WHAT IS NEEDED — What is the number of lines in these entries that contain "detail"? State it alone.

SUPPLIED RECORDS —
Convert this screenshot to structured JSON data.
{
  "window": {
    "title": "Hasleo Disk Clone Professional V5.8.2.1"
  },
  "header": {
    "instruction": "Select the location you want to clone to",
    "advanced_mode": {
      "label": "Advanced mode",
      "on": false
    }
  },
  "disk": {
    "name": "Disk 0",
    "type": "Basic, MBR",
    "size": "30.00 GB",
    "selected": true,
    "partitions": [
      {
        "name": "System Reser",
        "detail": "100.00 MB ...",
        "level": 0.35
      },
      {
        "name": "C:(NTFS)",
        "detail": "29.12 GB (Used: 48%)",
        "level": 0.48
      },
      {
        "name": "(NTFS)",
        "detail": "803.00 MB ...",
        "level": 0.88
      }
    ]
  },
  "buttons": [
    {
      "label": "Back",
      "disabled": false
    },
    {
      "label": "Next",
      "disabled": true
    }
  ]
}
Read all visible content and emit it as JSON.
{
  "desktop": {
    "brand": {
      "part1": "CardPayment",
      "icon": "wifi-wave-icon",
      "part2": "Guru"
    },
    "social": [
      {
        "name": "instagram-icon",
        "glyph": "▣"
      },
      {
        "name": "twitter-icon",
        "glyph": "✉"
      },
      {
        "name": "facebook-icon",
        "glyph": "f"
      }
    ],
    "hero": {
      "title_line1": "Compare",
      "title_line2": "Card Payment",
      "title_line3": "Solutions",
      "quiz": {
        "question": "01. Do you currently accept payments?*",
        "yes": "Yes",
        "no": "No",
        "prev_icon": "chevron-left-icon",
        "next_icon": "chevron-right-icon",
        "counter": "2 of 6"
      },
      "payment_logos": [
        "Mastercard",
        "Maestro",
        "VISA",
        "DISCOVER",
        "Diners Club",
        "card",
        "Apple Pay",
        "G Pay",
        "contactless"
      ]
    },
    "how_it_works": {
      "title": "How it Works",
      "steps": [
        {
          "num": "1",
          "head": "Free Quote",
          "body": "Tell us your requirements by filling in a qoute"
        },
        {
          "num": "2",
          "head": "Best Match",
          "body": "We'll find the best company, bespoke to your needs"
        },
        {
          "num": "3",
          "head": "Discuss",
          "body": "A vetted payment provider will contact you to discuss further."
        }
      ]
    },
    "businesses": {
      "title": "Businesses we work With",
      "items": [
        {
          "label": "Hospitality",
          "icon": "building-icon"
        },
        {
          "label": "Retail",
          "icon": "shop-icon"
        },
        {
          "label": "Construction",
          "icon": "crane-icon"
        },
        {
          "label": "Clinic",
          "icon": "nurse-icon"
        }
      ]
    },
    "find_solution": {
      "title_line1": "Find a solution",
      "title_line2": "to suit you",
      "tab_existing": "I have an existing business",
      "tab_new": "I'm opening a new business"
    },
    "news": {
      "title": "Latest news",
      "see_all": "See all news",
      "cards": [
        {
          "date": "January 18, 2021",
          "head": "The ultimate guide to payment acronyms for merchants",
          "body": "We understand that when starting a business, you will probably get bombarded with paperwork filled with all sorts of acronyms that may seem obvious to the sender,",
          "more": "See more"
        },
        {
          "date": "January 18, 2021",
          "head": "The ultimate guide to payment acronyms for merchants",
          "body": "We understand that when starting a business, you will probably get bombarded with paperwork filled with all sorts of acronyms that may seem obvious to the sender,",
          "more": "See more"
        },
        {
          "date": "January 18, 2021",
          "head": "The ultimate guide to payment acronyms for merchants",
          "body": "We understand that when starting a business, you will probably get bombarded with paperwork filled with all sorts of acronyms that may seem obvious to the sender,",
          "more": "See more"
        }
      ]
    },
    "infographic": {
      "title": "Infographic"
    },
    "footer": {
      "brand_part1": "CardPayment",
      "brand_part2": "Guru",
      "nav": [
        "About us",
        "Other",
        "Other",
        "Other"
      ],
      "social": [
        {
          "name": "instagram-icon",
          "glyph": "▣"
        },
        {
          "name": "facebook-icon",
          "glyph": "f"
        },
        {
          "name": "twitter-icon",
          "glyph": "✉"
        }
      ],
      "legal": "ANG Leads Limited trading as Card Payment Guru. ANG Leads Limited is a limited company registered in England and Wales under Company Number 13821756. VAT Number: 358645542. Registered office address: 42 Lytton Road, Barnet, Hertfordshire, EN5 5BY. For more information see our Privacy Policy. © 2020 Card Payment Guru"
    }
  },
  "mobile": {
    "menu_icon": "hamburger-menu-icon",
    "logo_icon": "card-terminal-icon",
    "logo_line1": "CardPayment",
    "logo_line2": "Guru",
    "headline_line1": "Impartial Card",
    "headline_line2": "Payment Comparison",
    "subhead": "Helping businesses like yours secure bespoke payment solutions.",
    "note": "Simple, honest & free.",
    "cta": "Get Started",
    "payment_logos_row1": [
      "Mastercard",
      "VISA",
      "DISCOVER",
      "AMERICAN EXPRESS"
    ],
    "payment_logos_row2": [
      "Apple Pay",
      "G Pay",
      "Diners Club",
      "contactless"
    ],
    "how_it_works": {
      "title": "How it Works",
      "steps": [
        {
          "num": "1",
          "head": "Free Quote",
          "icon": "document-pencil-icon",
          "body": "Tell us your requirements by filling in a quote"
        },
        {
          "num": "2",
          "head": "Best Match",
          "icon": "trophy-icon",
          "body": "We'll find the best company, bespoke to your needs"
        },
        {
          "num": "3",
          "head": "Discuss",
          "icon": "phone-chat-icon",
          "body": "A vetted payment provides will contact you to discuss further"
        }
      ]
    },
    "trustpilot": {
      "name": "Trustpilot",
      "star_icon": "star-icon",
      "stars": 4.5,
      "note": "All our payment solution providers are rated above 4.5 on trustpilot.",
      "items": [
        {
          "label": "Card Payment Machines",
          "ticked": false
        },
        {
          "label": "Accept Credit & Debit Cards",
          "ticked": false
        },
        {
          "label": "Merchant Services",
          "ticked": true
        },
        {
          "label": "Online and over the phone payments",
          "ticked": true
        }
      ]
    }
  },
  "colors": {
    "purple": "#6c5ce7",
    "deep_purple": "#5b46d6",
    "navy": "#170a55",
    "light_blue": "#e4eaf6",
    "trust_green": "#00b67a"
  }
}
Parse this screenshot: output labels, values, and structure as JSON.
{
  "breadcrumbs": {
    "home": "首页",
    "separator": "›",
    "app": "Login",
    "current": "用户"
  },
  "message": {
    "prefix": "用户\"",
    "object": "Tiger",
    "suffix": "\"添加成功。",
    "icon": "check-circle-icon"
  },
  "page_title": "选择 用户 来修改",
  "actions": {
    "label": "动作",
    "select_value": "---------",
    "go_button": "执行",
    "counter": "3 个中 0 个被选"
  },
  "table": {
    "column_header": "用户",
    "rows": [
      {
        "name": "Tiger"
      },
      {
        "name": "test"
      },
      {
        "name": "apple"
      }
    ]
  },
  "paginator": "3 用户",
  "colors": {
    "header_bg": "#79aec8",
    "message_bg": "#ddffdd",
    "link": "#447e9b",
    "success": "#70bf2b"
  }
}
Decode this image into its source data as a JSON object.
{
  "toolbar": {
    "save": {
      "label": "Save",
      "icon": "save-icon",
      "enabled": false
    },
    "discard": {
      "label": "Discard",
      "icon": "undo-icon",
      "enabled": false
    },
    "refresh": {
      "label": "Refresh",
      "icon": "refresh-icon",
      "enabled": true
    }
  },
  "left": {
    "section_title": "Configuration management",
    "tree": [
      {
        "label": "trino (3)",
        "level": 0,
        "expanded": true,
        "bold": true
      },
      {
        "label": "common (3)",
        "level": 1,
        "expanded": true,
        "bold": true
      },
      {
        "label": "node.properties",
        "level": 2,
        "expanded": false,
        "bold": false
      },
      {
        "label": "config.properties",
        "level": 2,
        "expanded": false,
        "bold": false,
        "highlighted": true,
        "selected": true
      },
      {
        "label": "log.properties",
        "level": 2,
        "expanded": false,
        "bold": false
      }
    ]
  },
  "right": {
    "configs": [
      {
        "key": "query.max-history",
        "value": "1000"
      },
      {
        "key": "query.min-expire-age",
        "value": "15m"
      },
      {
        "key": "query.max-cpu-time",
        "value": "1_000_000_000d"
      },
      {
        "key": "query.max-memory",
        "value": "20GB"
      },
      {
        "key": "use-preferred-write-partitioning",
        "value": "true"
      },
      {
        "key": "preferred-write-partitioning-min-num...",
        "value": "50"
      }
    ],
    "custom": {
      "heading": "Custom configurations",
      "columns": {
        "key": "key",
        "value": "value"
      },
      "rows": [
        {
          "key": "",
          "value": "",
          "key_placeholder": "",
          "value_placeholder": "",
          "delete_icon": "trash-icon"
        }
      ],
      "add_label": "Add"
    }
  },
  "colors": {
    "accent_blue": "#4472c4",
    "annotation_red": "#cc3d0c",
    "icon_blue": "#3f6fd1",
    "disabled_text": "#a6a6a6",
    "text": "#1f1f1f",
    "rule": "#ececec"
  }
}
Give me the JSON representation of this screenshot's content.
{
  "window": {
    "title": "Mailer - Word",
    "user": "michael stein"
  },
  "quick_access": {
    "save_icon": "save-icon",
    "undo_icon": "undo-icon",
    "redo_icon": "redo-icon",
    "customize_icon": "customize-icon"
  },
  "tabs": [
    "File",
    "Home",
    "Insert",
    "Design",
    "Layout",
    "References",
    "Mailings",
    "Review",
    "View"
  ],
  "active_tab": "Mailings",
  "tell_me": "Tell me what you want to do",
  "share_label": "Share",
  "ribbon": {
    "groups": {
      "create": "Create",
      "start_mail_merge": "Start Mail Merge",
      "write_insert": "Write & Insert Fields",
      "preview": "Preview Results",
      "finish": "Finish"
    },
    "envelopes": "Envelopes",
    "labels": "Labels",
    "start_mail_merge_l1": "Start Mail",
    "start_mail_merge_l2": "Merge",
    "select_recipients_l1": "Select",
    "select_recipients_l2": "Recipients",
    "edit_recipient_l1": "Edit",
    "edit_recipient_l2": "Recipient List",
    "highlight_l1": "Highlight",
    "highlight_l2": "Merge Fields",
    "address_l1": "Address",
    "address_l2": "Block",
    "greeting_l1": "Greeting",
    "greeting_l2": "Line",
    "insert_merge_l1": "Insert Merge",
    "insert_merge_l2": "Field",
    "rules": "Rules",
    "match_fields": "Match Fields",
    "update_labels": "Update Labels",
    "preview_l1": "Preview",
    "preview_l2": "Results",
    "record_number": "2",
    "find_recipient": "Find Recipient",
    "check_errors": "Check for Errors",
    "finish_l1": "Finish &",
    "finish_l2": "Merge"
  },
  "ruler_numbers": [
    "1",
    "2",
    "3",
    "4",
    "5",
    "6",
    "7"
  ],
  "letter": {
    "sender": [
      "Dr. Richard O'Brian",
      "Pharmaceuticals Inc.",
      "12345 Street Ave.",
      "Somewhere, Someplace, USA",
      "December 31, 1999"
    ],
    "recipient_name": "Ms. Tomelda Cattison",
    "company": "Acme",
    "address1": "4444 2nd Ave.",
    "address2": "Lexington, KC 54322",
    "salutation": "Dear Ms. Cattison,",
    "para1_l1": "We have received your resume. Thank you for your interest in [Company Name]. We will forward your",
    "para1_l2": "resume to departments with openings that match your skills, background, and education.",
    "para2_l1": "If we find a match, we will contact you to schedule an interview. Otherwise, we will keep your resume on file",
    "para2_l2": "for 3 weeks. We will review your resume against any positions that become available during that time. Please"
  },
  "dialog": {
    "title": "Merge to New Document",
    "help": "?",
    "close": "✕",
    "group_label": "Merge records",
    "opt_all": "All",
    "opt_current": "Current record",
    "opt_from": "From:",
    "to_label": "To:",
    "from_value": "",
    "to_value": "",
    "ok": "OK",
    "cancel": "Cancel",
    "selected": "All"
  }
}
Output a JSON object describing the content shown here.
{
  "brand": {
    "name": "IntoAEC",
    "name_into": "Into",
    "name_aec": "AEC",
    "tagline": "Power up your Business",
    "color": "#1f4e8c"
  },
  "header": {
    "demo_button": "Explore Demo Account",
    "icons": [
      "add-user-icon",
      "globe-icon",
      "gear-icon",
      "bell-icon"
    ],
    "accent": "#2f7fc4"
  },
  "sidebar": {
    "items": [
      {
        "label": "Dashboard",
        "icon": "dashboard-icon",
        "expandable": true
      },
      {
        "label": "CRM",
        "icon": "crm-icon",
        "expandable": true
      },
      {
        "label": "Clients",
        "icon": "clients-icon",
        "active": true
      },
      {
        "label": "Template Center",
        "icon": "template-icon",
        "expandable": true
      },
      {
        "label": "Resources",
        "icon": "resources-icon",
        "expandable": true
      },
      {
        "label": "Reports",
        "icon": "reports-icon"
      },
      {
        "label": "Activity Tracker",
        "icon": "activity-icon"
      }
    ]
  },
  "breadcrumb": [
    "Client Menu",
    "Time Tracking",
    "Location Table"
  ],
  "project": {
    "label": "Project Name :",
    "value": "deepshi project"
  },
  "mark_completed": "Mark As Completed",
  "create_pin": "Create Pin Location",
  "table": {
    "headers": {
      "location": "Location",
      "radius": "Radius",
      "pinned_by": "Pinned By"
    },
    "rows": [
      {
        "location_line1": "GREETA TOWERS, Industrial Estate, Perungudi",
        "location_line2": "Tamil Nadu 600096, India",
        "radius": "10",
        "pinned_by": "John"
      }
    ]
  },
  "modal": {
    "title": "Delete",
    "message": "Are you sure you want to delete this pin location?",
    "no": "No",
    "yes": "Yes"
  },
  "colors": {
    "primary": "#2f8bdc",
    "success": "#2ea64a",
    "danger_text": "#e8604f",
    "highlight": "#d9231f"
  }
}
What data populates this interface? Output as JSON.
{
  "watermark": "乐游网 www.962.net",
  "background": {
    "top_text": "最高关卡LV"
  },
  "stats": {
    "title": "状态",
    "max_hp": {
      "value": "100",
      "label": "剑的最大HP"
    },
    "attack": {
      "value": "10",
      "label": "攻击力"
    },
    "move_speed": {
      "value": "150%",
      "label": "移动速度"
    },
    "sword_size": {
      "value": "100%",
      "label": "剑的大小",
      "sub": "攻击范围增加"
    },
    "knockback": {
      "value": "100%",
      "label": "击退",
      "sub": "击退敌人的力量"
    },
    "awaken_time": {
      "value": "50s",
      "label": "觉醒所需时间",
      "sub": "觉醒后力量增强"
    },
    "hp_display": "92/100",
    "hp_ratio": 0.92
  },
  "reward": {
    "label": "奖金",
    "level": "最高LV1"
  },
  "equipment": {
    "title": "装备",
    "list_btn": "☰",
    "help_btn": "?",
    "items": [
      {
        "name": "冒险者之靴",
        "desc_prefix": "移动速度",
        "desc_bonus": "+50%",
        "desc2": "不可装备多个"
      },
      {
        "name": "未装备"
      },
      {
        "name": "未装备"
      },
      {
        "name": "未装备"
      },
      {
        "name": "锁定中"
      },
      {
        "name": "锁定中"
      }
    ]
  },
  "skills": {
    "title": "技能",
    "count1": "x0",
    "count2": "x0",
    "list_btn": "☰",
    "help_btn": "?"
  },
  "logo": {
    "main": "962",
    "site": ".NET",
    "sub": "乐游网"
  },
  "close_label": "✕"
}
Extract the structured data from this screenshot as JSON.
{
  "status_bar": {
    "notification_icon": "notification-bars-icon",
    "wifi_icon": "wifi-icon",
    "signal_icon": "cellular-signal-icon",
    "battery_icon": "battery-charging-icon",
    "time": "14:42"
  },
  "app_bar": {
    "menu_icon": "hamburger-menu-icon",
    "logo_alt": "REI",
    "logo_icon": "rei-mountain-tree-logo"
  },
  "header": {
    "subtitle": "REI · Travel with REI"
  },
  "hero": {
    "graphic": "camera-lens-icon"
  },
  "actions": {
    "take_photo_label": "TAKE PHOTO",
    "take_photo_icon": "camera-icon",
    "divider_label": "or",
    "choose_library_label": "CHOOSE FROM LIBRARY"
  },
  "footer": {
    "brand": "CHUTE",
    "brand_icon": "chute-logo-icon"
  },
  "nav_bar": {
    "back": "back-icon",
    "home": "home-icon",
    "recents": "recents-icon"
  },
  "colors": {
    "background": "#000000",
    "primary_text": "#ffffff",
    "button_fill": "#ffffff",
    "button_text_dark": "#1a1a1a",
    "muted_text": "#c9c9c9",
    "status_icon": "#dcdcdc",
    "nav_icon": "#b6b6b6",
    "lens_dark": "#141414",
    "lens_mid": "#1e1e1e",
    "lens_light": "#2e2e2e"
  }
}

EXERCISE RESPONSE — 3